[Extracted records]
┌──

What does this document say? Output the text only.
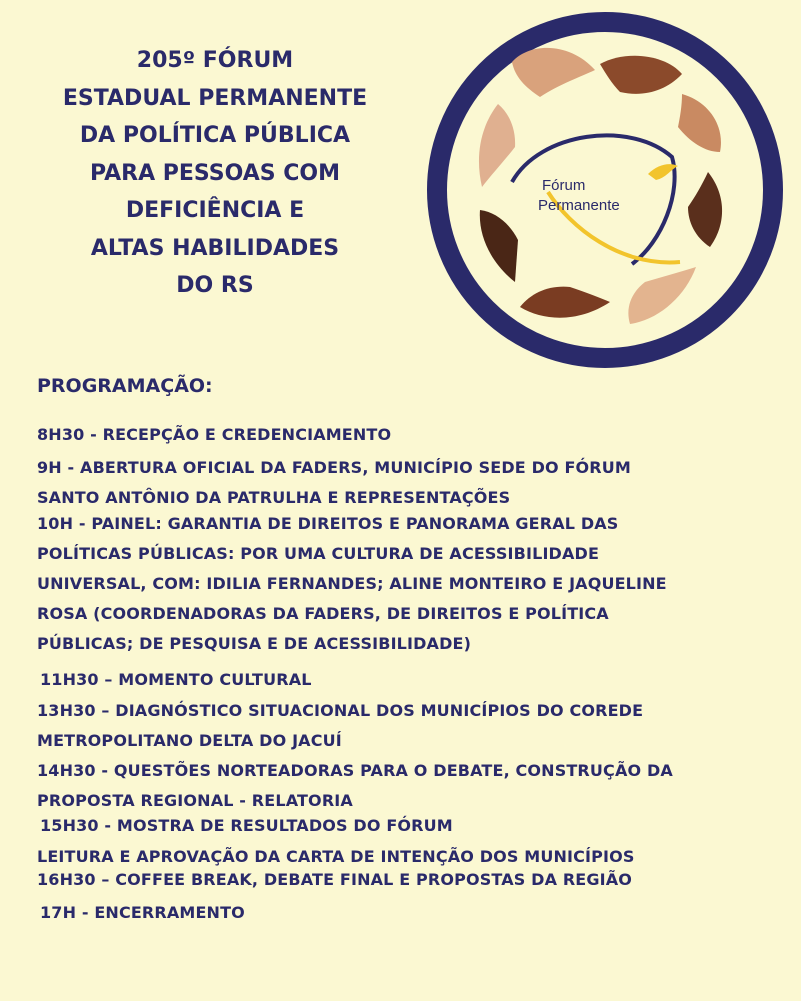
205º FÓRUM
ESTADUAL PERMANENTE
DA POLÍTICA PÚBLICA
PARA PESSOAS COM
DEFICIÊNCIA E
ALTAS HABILIDADES
DO RS
Fórum
Permanente
PROGRAMAÇÃO:
8H30 - RECEPÇÃO E CREDENCIAMENTO
9H - ABERTURA OFICIAL DA FADERS, MUNICÍPIO SEDE DO FÓRUM
SANTO ANTÔNIO DA PATRULHA E REPRESENTAÇÕES
10H - PAINEL: GARANTIA DE DIREITOS E PANORAMA GERAL DAS
POLÍTICAS PÚBLICAS: POR UMA CULTURA DE ACESSIBILIDADE
UNIVERSAL, COM: IDILIA FERNANDES; ALINE MONTEIRO E JAQUELINE
ROSA (COORDENADORAS DA FADERS, DE DIREITOS E POLÍTICA
PÚBLICAS; DE PESQUISA E DE ACESSIBILIDADE)
11H30 – MOMENTO CULTURAL
13H30 – DIAGNÓSTICO SITUACIONAL DOS MUNICÍPIOS DO COREDE
METROPOLITANO DELTA DO JACUÍ
14H30 - QUESTÕES NORTEADORAS PARA O DEBATE, CONSTRUÇÃO DA
PROPOSTA REGIONAL - RELATORIA
15H30 - MOSTRA DE RESULTADOS DO FÓRUM
LEITURA E APROVAÇÃO DA CARTA DE INTENÇÃO DOS MUNICÍPIOS
16H30 – COFFEE BREAK, DEBATE FINAL E PROPOSTAS DA REGIÃO
17H - ENCERRAMENTO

└──

| To be done |
In the entries above, count each line that holds "DIREITOS". Give the total and nothing else.

| Answer to the problem |
2